* _Your tasks_
**1.** In the Shark Tank excerpt, what company is Steven Sashen the CEO of?
**2.** Rewrite the part of the Shark Tank excerpt that opens with the words "Steven Sashen, CEO" and closes with "after the editing.", replacing "months" with "weeks".

START Document excerpt

Of course, no matter how much the entrepreneurs prepared, they didn’t control how the footage was edited. Some participants said the editing process can result in an aired segment being comprised of footage that isn’t necessarily arranged in chronological order.

Steven Sashen, CEO of minimalist footwear Xero Shoes, waited for months to see how his segment turned out, afraid he and his wife would end up looking like “morons” after the editing.

Their pitch was nerve-wracking, with sharks either firing out questions that sometimes overlapped or seemingly ignoring him at other times, he said.

He ended up happy with how the segment turned out even though parts that didn’t go well for Xero Shoes made it on the air. O’Leary, who ended up making Sashen and his wife an offer they thought was too low, called them “probably delusional entrepreneurs.” Corcoran said Sashen gave her a headache and reminded her of her first husband.

Sashen says he didn’t take the jabs personally because, after all, the Shark Tank team is trying to make good TV.

END Document excerpt
START Extracted records

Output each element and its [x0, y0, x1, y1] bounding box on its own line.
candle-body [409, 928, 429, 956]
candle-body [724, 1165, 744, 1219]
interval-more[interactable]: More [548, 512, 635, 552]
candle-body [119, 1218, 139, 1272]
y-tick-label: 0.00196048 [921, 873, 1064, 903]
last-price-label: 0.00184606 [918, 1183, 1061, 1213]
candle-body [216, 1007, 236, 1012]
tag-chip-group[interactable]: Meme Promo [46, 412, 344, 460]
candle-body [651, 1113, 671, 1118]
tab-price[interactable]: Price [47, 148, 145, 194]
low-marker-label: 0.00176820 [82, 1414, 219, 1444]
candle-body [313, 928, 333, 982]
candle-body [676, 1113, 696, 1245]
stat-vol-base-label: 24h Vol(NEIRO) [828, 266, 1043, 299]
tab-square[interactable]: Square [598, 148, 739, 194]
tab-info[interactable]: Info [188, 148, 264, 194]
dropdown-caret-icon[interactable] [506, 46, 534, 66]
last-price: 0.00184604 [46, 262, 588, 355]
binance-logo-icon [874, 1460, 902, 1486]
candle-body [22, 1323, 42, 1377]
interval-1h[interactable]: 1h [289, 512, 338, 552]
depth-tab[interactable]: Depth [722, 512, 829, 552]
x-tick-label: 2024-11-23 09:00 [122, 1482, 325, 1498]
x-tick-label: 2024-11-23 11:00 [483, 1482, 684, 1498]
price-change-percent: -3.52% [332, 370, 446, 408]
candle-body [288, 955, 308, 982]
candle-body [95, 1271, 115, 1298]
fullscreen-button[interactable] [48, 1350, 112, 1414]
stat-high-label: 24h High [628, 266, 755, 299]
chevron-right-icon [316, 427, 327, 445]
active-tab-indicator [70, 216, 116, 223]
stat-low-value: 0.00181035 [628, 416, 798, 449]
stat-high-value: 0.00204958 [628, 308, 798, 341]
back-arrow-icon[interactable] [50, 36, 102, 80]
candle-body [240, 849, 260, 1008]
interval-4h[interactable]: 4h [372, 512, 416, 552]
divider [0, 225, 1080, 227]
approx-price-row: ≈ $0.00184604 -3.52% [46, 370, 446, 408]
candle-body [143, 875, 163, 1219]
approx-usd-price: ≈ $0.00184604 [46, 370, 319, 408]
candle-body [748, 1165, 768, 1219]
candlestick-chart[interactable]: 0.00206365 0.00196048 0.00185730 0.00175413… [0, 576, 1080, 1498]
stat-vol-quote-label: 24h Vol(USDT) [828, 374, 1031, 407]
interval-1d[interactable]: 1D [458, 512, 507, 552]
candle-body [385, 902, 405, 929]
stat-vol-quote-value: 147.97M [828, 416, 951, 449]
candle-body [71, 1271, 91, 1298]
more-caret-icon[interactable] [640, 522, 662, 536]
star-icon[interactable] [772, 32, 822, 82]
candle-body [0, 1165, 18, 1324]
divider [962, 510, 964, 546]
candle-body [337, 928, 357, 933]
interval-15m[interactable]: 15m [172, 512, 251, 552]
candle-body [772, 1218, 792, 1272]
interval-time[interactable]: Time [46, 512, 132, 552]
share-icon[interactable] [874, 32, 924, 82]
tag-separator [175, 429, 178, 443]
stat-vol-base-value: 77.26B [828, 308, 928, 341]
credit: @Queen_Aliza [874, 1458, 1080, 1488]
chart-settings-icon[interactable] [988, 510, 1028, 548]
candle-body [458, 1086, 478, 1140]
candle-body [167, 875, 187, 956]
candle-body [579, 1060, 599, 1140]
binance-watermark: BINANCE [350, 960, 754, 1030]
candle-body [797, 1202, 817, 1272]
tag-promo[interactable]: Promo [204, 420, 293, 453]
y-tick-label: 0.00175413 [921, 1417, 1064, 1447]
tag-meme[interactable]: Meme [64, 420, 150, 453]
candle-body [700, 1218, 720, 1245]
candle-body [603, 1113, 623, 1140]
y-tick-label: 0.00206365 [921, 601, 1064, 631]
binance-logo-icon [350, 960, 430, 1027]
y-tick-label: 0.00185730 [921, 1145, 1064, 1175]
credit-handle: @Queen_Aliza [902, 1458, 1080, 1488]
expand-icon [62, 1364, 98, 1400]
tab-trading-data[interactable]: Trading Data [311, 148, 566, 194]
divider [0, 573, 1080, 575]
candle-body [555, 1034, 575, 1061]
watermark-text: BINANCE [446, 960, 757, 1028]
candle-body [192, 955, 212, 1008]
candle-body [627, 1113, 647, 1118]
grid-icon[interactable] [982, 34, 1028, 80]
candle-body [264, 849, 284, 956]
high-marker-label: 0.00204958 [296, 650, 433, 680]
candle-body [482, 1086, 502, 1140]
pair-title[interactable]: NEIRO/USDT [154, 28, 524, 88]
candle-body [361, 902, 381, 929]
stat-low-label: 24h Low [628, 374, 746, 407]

END Extracted records

* _Expected outputs_
**1.** Xero Shoes, a minimalist footwear company.

**2.**
Steven Sashen, CEO of minimalist footwear Xero Shoes, waited for weeks to see how his segment turned out, afraid he and his wife would end up looking like “morons” after the editing.